# RECORDS TO PROCESS start

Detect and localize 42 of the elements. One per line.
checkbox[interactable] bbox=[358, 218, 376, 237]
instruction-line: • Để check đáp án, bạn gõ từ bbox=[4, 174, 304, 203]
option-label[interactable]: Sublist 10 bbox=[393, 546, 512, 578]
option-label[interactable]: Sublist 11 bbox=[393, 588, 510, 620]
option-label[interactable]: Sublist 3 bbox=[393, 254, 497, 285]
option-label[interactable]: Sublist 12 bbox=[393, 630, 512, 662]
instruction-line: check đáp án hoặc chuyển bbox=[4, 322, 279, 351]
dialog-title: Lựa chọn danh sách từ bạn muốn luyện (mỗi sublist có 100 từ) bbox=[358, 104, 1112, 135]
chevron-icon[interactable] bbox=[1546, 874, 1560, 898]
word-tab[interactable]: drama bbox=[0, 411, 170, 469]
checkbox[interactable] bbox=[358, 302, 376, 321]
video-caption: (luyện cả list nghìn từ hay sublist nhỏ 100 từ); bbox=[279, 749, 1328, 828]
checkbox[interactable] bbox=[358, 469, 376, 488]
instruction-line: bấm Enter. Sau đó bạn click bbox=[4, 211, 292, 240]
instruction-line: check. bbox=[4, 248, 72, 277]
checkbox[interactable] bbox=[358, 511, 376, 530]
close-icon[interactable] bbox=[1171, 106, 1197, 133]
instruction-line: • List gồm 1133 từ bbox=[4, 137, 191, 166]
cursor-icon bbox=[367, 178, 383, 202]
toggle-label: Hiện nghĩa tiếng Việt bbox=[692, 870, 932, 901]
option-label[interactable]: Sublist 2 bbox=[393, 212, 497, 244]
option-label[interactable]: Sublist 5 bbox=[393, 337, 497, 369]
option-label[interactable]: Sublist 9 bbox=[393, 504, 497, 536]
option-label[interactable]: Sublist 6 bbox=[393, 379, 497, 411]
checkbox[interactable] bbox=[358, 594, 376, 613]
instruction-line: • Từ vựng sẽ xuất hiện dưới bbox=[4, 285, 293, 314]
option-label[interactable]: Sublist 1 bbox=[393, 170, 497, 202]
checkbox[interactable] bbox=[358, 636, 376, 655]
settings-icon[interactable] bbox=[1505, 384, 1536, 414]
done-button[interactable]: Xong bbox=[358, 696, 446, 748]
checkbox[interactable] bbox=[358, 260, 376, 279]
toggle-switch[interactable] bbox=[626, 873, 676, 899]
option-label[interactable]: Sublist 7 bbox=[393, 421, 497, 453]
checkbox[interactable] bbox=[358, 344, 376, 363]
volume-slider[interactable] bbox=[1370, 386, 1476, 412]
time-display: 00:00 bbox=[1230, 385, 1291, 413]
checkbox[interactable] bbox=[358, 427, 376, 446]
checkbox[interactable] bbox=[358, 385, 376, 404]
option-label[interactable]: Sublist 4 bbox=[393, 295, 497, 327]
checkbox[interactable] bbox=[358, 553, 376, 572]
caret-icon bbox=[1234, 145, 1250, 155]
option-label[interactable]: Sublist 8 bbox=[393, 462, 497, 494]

# RECORDS TO PROCESS end

[SET TASK]
Copy the data exactly as it appears, from the first line of the data through the line containing "close-icon[interactable] bbox=[1171, 106, 1197, 133]", including both of those lines.

[SOLVED EXERCISE]
Detect and localize 42 of the elements. One per line.
checkbox[interactable] bbox=[358, 218, 376, 237]
instruction-line: • Để check đáp án, bạn gõ từ bbox=[4, 174, 304, 203]
option-label[interactable]: Sublist 10 bbox=[393, 546, 512, 578]
option-label[interactable]: Sublist 11 bbox=[393, 588, 510, 620]
option-label[interactable]: Sublist 3 bbox=[393, 254, 497, 285]
option-label[interactable]: Sublist 12 bbox=[393, 630, 512, 662]
instruction-line: check đáp án hoặc chuyển bbox=[4, 322, 279, 351]
dialog-title: Lựa chọn danh sách từ bạn muốn luyện (mỗi sublist có 100 từ) bbox=[358, 104, 1112, 135]
chevron-icon[interactable] bbox=[1546, 874, 1560, 898]
word-tab[interactable]: drama bbox=[0, 411, 170, 469]
checkbox[interactable] bbox=[358, 302, 376, 321]
video-caption: (luyện cả list nghìn từ hay sublist nhỏ 100 từ); bbox=[279, 749, 1328, 828]
checkbox[interactable] bbox=[358, 469, 376, 488]
instruction-line: bấm Enter. Sau đó bạn click bbox=[4, 211, 292, 240]
instruction-line: check. bbox=[4, 248, 72, 277]
checkbox[interactable] bbox=[358, 511, 376, 530]
close-icon[interactable] bbox=[1171, 106, 1197, 133]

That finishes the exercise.